**** DATA ENTRIES
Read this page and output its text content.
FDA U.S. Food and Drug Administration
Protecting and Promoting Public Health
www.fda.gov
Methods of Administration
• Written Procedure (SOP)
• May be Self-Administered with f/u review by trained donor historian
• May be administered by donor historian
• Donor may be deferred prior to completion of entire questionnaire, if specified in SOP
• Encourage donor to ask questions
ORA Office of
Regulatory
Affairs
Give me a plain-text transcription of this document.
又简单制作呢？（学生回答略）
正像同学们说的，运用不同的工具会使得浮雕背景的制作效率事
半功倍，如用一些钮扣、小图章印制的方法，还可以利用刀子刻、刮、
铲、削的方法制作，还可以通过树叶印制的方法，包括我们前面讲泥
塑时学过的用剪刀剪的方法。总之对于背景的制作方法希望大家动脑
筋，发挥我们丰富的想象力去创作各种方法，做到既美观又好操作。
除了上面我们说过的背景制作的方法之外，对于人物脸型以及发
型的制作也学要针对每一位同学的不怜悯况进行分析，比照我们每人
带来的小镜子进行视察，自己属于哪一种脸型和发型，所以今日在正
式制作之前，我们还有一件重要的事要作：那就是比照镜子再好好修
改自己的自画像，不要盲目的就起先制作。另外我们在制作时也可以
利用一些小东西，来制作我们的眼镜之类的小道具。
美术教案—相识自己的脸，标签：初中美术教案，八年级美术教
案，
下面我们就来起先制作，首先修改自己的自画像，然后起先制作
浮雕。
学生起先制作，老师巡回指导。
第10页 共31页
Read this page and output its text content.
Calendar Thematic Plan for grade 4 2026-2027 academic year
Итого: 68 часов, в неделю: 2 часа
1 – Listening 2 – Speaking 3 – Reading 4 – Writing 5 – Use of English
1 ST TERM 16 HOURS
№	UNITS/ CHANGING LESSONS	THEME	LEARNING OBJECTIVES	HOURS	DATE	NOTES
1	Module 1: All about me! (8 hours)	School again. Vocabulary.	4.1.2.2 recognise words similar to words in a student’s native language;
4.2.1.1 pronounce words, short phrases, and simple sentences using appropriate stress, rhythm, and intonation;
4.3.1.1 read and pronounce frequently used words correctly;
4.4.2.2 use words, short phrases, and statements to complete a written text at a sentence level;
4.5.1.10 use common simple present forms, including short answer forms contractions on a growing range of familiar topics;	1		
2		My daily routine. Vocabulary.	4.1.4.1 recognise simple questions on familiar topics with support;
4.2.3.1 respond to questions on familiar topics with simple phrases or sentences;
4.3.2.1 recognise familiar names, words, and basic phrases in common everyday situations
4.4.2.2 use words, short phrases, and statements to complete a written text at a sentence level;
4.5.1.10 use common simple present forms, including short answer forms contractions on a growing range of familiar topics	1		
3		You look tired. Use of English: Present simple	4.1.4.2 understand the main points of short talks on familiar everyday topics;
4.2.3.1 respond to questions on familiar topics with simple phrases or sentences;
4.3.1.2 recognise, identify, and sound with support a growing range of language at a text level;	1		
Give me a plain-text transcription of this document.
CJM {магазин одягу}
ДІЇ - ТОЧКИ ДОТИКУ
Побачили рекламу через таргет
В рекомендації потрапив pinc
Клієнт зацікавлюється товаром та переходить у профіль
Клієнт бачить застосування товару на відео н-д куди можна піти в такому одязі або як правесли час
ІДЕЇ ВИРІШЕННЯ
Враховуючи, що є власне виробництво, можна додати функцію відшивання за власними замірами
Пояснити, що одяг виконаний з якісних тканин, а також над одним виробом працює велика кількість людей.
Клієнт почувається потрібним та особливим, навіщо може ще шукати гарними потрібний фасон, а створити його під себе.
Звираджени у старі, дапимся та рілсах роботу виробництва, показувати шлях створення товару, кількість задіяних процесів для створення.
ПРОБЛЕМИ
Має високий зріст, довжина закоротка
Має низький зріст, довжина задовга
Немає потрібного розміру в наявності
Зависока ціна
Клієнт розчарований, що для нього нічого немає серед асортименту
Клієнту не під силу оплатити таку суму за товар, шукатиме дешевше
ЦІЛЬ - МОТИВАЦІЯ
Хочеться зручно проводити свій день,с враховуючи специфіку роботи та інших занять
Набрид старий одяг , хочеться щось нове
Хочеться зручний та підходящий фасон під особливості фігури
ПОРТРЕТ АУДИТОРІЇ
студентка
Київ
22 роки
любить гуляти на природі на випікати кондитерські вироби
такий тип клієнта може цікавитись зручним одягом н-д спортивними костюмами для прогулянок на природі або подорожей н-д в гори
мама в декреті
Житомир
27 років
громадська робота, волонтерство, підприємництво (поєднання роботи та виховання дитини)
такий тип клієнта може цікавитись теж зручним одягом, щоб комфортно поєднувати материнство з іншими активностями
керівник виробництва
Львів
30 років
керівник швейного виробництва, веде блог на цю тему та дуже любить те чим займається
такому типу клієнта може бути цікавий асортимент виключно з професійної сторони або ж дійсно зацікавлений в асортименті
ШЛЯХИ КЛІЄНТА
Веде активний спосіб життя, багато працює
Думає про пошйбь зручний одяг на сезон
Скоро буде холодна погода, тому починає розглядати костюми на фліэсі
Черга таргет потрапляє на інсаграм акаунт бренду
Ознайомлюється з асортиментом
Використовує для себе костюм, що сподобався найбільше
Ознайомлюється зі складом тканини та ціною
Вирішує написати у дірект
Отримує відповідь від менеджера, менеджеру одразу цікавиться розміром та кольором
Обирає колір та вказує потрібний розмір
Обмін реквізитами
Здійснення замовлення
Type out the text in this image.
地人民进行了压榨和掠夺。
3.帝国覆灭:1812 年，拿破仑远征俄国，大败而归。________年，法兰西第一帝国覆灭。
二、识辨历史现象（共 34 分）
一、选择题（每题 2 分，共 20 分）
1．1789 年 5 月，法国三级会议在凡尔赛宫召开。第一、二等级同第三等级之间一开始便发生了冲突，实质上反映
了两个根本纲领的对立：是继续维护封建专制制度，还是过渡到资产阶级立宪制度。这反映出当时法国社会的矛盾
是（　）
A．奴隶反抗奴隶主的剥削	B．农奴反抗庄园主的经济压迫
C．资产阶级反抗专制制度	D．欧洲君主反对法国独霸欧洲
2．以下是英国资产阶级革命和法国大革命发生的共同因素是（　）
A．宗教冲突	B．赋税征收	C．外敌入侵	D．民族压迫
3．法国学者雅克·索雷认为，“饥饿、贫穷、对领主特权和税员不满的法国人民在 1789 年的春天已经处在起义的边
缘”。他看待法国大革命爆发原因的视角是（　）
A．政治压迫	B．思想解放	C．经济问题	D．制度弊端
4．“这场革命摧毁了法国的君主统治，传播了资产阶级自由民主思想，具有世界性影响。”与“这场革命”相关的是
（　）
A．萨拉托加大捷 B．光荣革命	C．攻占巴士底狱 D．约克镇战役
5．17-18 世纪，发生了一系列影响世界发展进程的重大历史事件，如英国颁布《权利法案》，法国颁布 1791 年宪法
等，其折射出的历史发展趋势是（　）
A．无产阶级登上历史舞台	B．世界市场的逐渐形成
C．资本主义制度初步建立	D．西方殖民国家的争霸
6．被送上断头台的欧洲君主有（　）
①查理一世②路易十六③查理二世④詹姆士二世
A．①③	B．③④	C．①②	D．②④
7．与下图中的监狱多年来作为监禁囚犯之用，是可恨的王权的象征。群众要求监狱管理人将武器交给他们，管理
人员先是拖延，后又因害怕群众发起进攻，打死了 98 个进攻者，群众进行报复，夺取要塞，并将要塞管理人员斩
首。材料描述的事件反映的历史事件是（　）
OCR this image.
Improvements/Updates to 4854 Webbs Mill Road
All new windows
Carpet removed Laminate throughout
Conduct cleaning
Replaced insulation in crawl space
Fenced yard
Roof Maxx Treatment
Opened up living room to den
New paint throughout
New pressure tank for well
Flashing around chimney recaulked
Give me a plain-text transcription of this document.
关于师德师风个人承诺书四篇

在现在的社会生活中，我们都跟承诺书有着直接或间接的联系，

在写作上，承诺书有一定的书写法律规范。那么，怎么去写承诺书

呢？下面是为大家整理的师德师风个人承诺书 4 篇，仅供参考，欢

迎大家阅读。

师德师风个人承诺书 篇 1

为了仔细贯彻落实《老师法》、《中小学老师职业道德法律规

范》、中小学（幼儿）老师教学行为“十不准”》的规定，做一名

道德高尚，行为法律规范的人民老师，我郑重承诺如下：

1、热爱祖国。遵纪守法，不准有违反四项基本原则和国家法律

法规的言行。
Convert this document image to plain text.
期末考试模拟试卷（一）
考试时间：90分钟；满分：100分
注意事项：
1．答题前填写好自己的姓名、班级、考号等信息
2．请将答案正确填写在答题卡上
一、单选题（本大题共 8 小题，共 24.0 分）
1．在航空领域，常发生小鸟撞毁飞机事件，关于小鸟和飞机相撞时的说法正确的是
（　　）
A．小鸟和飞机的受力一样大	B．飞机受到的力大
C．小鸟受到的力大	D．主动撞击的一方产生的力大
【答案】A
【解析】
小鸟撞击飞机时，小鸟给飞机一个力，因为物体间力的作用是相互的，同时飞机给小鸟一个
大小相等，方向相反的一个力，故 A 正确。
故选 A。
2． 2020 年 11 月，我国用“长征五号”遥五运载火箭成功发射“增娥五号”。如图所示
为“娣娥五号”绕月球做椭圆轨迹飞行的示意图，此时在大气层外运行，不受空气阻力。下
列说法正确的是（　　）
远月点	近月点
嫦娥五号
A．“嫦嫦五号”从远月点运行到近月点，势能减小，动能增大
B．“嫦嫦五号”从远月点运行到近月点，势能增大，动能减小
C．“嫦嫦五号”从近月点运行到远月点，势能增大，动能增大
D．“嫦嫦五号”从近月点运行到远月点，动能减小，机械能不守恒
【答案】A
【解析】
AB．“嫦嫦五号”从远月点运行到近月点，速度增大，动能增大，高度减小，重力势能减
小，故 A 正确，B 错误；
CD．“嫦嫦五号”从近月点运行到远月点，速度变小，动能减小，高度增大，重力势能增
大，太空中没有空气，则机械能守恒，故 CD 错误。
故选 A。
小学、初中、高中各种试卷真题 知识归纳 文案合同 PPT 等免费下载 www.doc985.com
********
__DESCRIPTION OF THE TASK__. Identify the lines in the entries that hold "можна" and return each one.

__RESULT OF THIS EXERCISE__.
Клієнт бачить застосування товару на відео н-д куди можна піти в такому одязі або як правесли час
Враховуючи, що є власне виробництво, можна додати функцію відшивання за власними замірами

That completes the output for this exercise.